◆ **WHAT IS ASKED**
How many lines of these records hold the string "TOURNAMENT"? Reply with the number alone.

begin ENTRIES SUPPLIED

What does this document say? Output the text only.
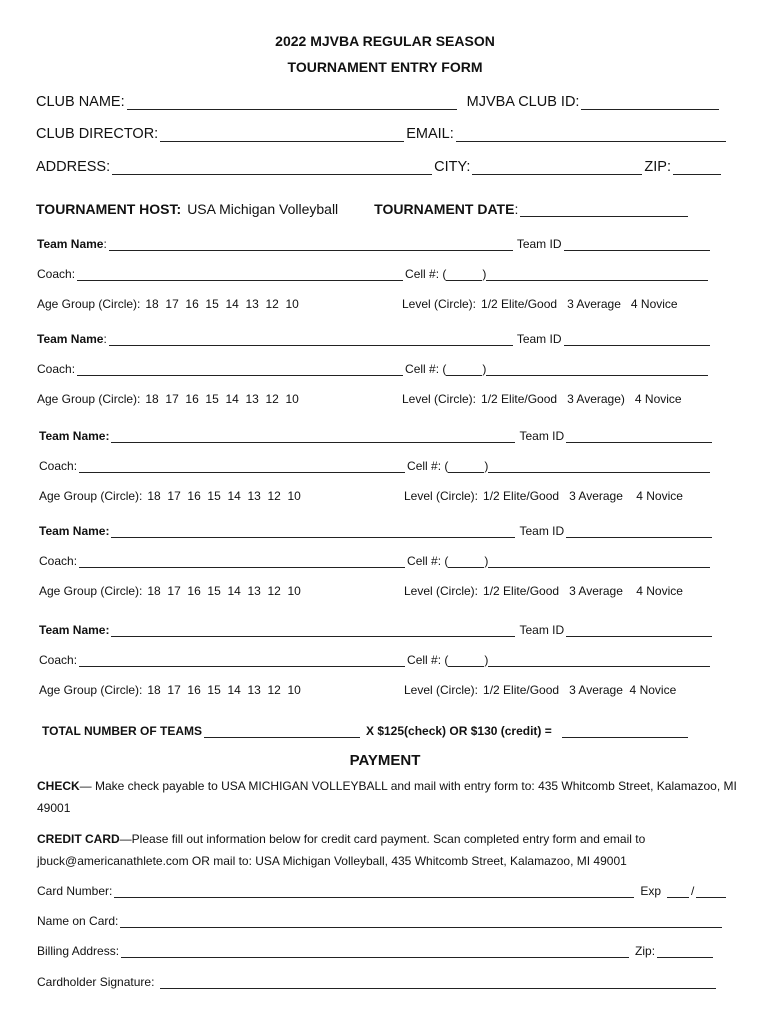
2022 MJVBA REGULAR SEASON
TOURNAMENT ENTRY FORM
CLUB NAME:	MJVBA CLUB ID:
CLUB DIRECTOR:	EMAIL:
ADDRESS:	CITY:	ZIP:
TOURNAMENT HOST: USA Michigan Volleyball	TOURNAMENT DATE :
Team Name :	Team ID
Coach:	Cell #: (	)
Age Group (Circle): 18  17  16  15  14  13  12  10	Level (Circle): 1/2 Elite/Good   3 Average   4 Novice
Team Name :	Team ID
Coach:	Cell #: (	)
Age Group (Circle): 18  17  16  15  14  13  12  10	Level (Circle): 1/2 Elite/Good   3 Average)   4 Novice
Team Name:	Team ID
Coach:	Cell #: (	)
Age Group (Circle): 18  17  16  15  14  13  12  10	Level (Circle): 1/2 Elite/Good   3 Average    4 Novice
Team Name:	Team ID
Coach:	Cell #: (	)
Age Group (Circle): 18  17  16  15  14  13  12  10	Level (Circle): 1/2 Elite/Good   3 Average    4 Novice
Team Name:	Team ID
Coach:	Cell #: (	)
Age Group (Circle): 18  17  16  15  14  13  12  10	Level (Circle): 1/2 Elite/Good   3 Average  4 Novice
TOTAL NUMBER OF TEAMS	X $125(check) OR $130 (credit) =
PAYMENT
CHECK— Make check payable to USA MICHIGAN VOLLEYBALL and mail with entry form to: 435 Whitcomb Street, Kalamazoo, MI 49001
CREDIT CARD—Please fill out information below for credit card payment. Scan completed entry form and email to jbuck@americanathlete.com OR mail to: USA Michigan Volleyball, 435 Whitcomb Street, Kalamazoo, MI 49001
Card Number:	Exp	/
Name on Card:
Billing Address:	Zip:
Cardholder Signature:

end ENTRIES SUPPLIED

◆ **RESULT**
2